(Bounding box prediction data)

--

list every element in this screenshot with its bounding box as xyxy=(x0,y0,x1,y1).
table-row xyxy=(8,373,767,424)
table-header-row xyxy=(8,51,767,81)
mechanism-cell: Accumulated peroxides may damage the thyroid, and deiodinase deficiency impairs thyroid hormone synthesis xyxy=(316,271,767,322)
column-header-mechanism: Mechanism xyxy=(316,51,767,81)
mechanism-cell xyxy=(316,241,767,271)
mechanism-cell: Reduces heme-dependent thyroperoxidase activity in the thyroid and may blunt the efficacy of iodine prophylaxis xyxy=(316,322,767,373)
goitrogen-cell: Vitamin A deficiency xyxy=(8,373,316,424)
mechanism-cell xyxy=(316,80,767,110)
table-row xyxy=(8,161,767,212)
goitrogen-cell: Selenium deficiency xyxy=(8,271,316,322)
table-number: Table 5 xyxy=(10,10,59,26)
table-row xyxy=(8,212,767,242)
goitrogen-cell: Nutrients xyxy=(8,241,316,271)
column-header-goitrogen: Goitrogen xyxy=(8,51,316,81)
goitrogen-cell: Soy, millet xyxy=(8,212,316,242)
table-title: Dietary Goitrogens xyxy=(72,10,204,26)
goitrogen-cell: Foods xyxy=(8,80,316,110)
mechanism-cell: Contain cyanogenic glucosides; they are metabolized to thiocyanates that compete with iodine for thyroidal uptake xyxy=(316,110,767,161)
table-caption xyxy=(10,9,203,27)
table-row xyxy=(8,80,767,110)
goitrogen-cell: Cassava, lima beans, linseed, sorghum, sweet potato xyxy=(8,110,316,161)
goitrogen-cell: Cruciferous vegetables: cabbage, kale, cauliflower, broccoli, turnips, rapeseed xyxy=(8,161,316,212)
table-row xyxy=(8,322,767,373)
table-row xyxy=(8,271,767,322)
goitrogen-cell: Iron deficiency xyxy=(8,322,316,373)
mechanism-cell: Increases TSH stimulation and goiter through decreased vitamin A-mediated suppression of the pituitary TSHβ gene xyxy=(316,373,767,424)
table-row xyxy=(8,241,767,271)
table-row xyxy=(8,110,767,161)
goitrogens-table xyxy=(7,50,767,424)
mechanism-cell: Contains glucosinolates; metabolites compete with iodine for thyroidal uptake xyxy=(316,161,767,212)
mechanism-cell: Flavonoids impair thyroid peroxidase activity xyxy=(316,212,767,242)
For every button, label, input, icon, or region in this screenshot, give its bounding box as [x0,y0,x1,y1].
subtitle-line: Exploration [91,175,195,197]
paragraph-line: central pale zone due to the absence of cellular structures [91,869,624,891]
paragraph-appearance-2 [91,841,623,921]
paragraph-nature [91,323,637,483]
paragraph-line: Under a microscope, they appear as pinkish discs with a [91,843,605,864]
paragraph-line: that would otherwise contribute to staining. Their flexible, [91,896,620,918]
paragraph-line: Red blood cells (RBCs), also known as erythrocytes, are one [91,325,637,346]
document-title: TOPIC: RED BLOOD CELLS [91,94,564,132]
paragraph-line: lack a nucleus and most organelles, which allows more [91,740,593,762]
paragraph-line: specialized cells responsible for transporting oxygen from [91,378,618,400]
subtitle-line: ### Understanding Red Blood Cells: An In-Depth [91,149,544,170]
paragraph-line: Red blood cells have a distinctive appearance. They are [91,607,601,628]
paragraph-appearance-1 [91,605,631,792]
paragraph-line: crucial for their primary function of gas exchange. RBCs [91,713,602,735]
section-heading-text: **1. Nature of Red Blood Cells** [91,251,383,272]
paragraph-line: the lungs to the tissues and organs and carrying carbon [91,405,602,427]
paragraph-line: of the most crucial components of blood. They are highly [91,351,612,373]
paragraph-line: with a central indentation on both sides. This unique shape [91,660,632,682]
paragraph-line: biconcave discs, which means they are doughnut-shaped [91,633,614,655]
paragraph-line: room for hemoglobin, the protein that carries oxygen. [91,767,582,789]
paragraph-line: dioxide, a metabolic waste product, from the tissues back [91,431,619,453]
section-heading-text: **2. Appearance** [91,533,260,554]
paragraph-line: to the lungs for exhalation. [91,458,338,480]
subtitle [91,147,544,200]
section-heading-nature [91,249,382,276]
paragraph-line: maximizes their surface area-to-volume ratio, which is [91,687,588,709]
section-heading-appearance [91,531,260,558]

--

> **Work order**: A word-for-word copy of the data is what should be returned.

> **Answer box**:
list every element in this screenshot with its bounding box as xyxy=(x0,y0,x1,y1).
table-row xyxy=(8,373,767,424)
table-header-row xyxy=(8,51,767,81)
mechanism-cell: Accumulated peroxides may damage the thyroid, and deiodinase deficiency impairs thyroid hormone synthesis xyxy=(316,271,767,322)
column-header-mechanism: Mechanism xyxy=(316,51,767,81)
mechanism-cell xyxy=(316,241,767,271)
mechanism-cell: Reduces heme-dependent thyroperoxidase activity in the thyroid and may blunt the efficacy of iodine prophylaxis xyxy=(316,322,767,373)
goitrogen-cell: Vitamin A deficiency xyxy=(8,373,316,424)
mechanism-cell xyxy=(316,80,767,110)
table-row xyxy=(8,161,767,212)
goitrogen-cell: Selenium deficiency xyxy=(8,271,316,322)
table-number: Table 5 xyxy=(10,10,59,26)
table-row xyxy=(8,212,767,242)
goitrogen-cell: Nutrients xyxy=(8,241,316,271)
column-header-goitrogen: Goitrogen xyxy=(8,51,316,81)
goitrogen-cell: Soy, millet xyxy=(8,212,316,242)
table-title: Dietary Goitrogens xyxy=(72,10,204,26)
goitrogen-cell: Foods xyxy=(8,80,316,110)
mechanism-cell: Contain cyanogenic glucosides; they are metabolized to thiocyanates that compete with iodine for thyroidal uptake xyxy=(316,110,767,161)
table-caption xyxy=(10,9,203,27)
table-row xyxy=(8,80,767,110)
goitrogen-cell: Cassava, lima beans, linseed, sorghum, sweet potato xyxy=(8,110,316,161)
goitrogen-cell: Cruciferous vegetables: cabbage, kale, cauliflower, broccoli, turnips, rapeseed xyxy=(8,161,316,212)
table-row xyxy=(8,322,767,373)
table-row xyxy=(8,271,767,322)
goitrogen-cell: Iron deficiency xyxy=(8,322,316,373)
mechanism-cell: Increases TSH stimulation and goiter through decreased vitamin A-mediated suppression of the pituitary TSHβ gene xyxy=(316,373,767,424)
table-row xyxy=(8,241,767,271)
table-row xyxy=(8,110,767,161)
goitrogens-table xyxy=(7,50,767,424)
mechanism-cell: Contains glucosinolates; metabolites compete with iodine for thyroidal uptake xyxy=(316,161,767,212)
mechanism-cell: Flavonoids impair thyroid peroxidase activity xyxy=(316,212,767,242)
For every button, label, input, icon, or region in this screenshot, give its bounding box as [x0,y0,x1,y1].
subtitle-line: Exploration [91,175,195,197]
paragraph-line: central pale zone due to the absence of cellular structures [91,869,624,891]
paragraph-appearance-2 [91,841,623,921]
paragraph-nature [91,323,637,483]
paragraph-line: Under a microscope, they appear as pinkish discs with a [91,843,605,864]
paragraph-line: that would otherwise contribute to staining. Their flexible, [91,896,620,918]
paragraph-line: Red blood cells (RBCs), also known as erythrocytes, are one [91,325,637,346]
document-title: TOPIC: RED BLOOD CELLS [91,94,564,132]
paragraph-line: lack a nucleus and most organelles, which allows more [91,740,593,762]
paragraph-line: specialized cells responsible for transporting oxygen from [91,378,618,400]
subtitle-line: ### Understanding Red Blood Cells: An In-Depth [91,149,544,170]
paragraph-line: Red blood cells have a distinctive appearance. They are [91,607,601,628]
paragraph-appearance-1 [91,605,631,792]
paragraph-line: crucial for their primary function of gas exchange. RBCs [91,713,602,735]
section-heading-text: **1. Nature of Red Blood Cells** [91,251,383,272]
paragraph-line: the lungs to the tissues and organs and carrying carbon [91,405,602,427]
paragraph-line: of the most crucial components of blood. They are highly [91,351,612,373]
paragraph-line: with a central indentation on both sides. This unique shape [91,660,632,682]
paragraph-line: biconcave discs, which means they are doughnut-shaped [91,633,614,655]
paragraph-line: room for hemoglobin, the protein that carries oxygen. [91,767,582,789]
paragraph-line: dioxide, a metabolic waste product, from the tissues back [91,431,619,453]
section-heading-text: **2. Appearance** [91,533,260,554]
paragraph-line: to the lungs for exhalation. [91,458,338,480]
subtitle [91,147,544,200]
section-heading-nature [91,249,382,276]
paragraph-line: maximizes their surface area-to-volume ratio, which is [91,687,588,709]
section-heading-appearance [91,531,260,558]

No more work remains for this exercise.